*Short exercise:*
Please give the entries again in full and exactly, without any picture.

(Stored records)
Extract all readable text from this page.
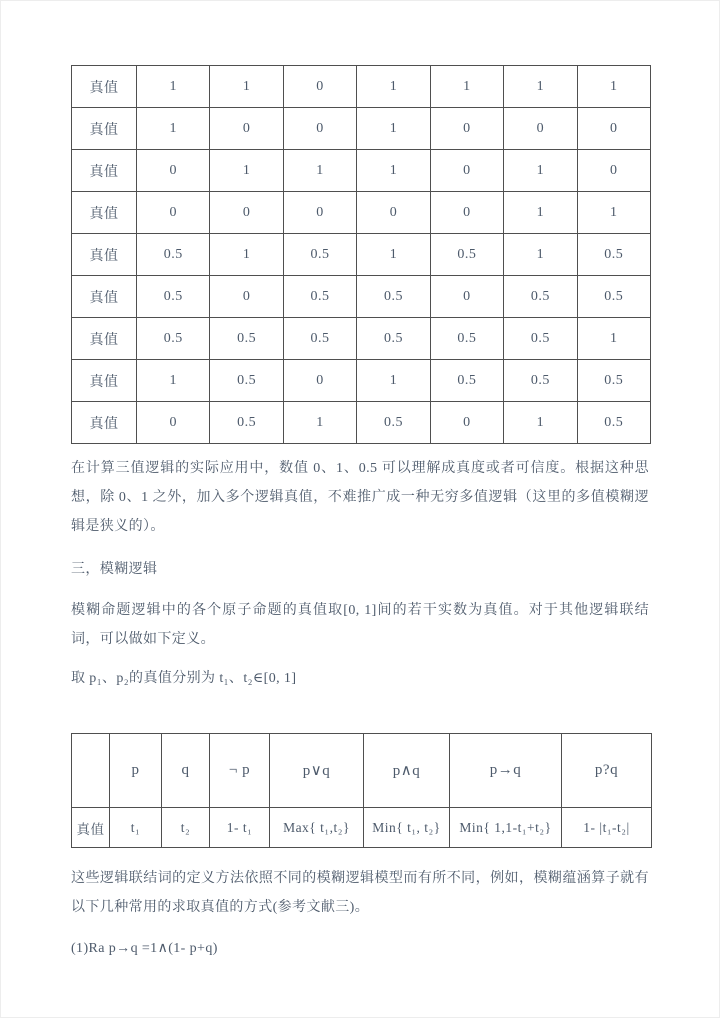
真值	1	1	0	1	1	1	1
真值	1	0	0	1	0	0	0
真值	0	1	1	1	0	1	0
真值	0	0	0	0	0	1	1
真值	0.5	1	0.5	1	0.5	1	0.5
真值	0.5	0	0.5	0.5	0	0.5	0.5
真值	0.5	0.5	0.5	0.5	0.5	0.5	1
真值	1	0.5	0	1	0.5	0.5	0.5
真值	0	0.5	1	0.5	0	1	0.5

在计算三值逻辑的实际应用中，数值 0、1、0.5 可以理解成真度或者可信度。根据这种思想，除 0、1 之外，加入多个逻辑真值，不难推广成一种无穷多值逻辑（这里的多值模糊逻辑是狭义的）。

三，模糊逻辑

模糊命题逻辑中的各个原子命题的真值取[0, 1]间的若干实数为真值。对于其他逻辑联结词，可以做如下定义。

取 p₁、p₂的真值分别为 t₁、t₂∈[0, 1]

	p	q	¬ p	p∨q	p∧q	p→q	p?q
真值	t₁	t₂	1- t₁	Max{ t₁,t₂}	Min{ t₁, t₂}	Min{ 1,1-t₁+t₂}	1- |t₁-t₂|

这些逻辑联结词的定义方法依照不同的模糊逻辑模型而有所不同，例如，模糊蕴涵算子就有以下几种常用的求取真值的方式(参考文献三)。

(1)Ra p→q =1∧(1- p+q)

*Task solution:*
Extract all readable text from this page.
真值	1	1	0	1	1	1	1
真值	1	0	0	1	0	0	0
真值	0	1	1	1	0	1	0
真值	0	0	0	0	0	1	1
真值	0.5	1	0.5	1	0.5	1	0.5
真值	0.5	0	0.5	0.5	0	0.5	0.5
真值	0.5	0.5	0.5	0.5	0.5	0.5	1
真值	1	0.5	0	1	0.5	0.5	0.5
真值	0	0.5	1	0.5	0	1	0.5

在计算三值逻辑的实际应用中，数值 0、1、0.5 可以理解成真度或者可信度。根据这种思想，除 0、1 之外，加入多个逻辑真值，不难推广成一种无穷多值逻辑（这里的多值模糊逻辑是狭义的）。

三，模糊逻辑

模糊命题逻辑中的各个原子命题的真值取[0, 1]间的若干实数为真值。对于其他逻辑联结词，可以做如下定义。

取 p₁、p₂的真值分别为 t₁、t₂∈[0, 1]

	p	q	¬ p	p∨q	p∧q	p→q	p?q
真值	t₁	t₂	1- t₁	Max{ t₁,t₂}	Min{ t₁, t₂}	Min{ 1,1-t₁+t₂}	1- |t₁-t₂|

这些逻辑联结词的定义方法依照不同的模糊逻辑模型而有所不同，例如，模糊蕴涵算子就有以下几种常用的求取真值的方式(参考文献三)。

(1)Ra p→q =1∧(1- p+q)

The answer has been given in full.